* [Stored data entries]:
┄┄┄┄┄┄
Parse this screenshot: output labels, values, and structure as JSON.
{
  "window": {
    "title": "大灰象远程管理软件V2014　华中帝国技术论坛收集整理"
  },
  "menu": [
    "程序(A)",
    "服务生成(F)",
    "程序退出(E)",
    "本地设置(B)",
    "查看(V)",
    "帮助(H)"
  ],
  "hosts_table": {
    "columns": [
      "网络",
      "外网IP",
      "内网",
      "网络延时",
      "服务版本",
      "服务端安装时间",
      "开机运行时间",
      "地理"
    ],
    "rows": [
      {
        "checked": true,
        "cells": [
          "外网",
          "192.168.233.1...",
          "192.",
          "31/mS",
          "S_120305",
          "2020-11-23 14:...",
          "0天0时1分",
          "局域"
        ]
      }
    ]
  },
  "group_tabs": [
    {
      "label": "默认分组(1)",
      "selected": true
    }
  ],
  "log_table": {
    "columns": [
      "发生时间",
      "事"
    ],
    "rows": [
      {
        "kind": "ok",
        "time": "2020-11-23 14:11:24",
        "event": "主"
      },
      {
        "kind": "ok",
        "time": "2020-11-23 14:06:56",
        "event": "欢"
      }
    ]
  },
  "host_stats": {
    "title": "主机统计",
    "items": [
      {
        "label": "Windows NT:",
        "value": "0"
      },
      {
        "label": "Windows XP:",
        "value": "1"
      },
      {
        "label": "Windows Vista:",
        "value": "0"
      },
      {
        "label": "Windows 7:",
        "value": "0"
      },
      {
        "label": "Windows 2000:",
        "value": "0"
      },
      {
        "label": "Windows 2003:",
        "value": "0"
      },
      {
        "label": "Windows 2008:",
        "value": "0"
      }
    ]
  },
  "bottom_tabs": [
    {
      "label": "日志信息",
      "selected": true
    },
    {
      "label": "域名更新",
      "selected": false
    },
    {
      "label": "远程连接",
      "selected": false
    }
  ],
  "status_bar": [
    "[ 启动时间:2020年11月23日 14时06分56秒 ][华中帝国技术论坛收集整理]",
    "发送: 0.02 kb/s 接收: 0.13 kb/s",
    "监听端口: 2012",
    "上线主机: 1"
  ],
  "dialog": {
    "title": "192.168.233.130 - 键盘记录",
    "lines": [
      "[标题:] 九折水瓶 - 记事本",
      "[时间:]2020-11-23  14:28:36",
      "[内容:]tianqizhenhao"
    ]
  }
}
┄┄┄┄┄┄
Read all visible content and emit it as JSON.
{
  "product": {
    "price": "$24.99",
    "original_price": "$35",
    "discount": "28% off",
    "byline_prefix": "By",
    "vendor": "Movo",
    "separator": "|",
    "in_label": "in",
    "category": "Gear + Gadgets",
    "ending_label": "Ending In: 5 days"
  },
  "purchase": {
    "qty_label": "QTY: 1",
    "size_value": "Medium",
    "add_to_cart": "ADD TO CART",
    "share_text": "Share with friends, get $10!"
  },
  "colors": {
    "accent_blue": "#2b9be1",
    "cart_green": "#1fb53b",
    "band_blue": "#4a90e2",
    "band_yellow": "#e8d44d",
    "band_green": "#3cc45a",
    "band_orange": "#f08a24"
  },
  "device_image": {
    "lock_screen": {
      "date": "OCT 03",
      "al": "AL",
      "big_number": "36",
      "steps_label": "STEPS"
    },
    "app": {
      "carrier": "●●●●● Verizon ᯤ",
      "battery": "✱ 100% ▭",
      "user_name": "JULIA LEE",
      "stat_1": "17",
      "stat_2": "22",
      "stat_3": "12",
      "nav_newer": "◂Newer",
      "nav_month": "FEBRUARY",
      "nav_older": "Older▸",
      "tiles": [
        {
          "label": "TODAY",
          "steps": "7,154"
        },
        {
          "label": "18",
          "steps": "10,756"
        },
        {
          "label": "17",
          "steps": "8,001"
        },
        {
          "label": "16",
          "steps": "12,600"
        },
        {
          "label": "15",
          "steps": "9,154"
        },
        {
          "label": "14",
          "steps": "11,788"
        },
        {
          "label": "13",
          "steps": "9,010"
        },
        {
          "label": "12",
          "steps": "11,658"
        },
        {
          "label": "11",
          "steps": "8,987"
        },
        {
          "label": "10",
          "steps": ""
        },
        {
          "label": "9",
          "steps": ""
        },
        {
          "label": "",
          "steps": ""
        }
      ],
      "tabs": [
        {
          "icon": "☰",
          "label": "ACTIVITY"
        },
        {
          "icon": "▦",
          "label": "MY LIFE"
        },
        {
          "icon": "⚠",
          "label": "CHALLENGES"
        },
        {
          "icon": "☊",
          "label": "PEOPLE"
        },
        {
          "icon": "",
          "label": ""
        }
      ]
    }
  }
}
┄┄┄┄┄┄
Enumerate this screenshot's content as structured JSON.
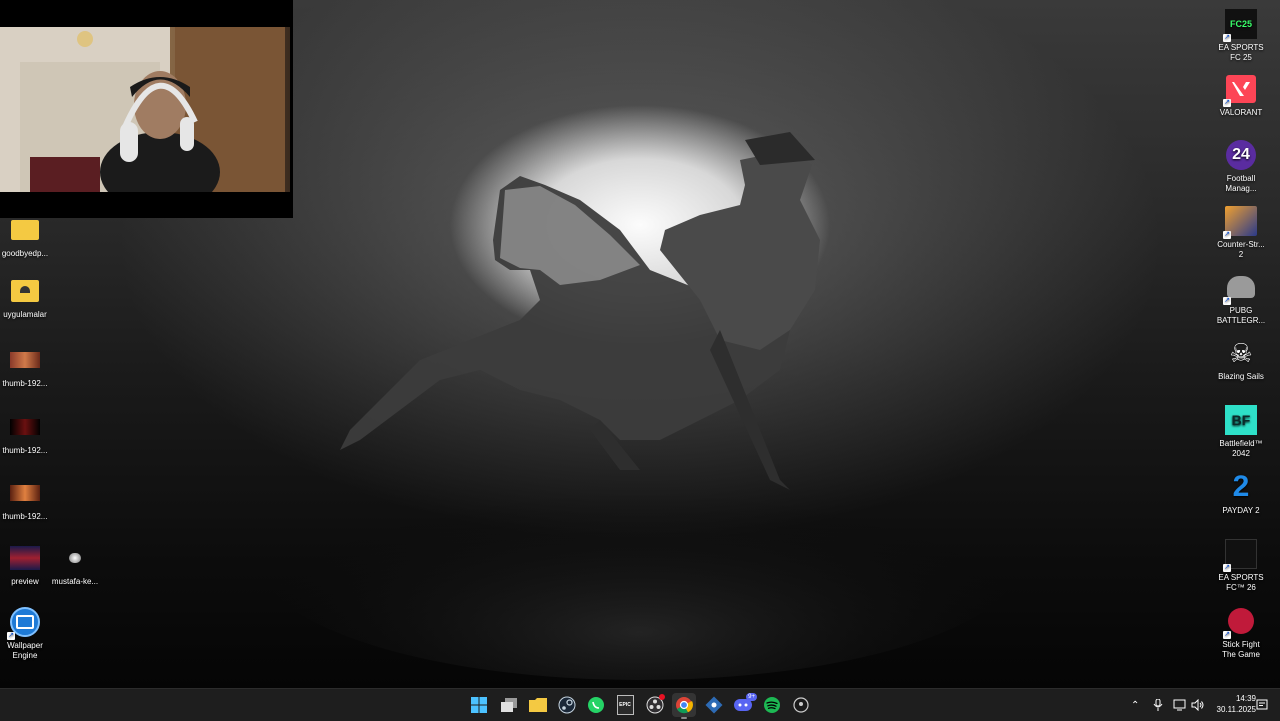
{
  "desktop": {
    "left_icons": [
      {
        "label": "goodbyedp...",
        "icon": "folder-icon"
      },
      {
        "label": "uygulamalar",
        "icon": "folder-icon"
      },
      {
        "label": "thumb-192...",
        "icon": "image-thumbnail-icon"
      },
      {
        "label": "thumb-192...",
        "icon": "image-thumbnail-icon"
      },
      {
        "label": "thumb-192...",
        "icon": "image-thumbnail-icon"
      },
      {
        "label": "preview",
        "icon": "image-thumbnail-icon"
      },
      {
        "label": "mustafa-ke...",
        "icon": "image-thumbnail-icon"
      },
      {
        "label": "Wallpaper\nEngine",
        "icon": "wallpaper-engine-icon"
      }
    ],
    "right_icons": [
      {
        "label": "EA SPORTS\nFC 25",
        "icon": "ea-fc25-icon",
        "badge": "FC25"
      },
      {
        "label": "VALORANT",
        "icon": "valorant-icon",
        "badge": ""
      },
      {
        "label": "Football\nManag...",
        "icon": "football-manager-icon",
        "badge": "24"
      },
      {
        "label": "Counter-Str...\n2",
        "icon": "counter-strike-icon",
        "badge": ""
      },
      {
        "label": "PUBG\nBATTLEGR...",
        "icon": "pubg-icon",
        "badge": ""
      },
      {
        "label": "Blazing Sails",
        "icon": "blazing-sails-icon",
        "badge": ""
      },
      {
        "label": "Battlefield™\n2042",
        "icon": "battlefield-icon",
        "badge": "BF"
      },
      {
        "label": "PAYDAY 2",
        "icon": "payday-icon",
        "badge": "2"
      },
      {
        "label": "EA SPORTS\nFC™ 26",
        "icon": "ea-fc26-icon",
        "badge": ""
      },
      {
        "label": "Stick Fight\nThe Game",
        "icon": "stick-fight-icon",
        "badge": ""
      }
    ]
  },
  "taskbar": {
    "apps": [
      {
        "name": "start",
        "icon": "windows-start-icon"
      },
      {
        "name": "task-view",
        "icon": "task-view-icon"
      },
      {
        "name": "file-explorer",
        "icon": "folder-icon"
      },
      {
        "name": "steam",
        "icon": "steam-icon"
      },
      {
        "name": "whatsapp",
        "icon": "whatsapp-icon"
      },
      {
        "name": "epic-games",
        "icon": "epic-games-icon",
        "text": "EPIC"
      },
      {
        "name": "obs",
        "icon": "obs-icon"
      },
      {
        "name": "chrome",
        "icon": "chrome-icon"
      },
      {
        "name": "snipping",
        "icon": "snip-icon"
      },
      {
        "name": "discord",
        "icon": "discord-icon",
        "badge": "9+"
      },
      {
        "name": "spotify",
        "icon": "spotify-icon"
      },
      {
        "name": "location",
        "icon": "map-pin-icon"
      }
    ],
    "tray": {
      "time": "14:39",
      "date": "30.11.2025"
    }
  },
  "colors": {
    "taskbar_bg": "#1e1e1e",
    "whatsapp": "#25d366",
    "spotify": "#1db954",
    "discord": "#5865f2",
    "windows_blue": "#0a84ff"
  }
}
┄┄┄┄┄┄
Collect each line holding the string "JSON".

Parse this screenshot: output labels, values, and structure as JSON.
Read all visible content and emit it as JSON.
Enumerate this screenshot's content as structured JSON.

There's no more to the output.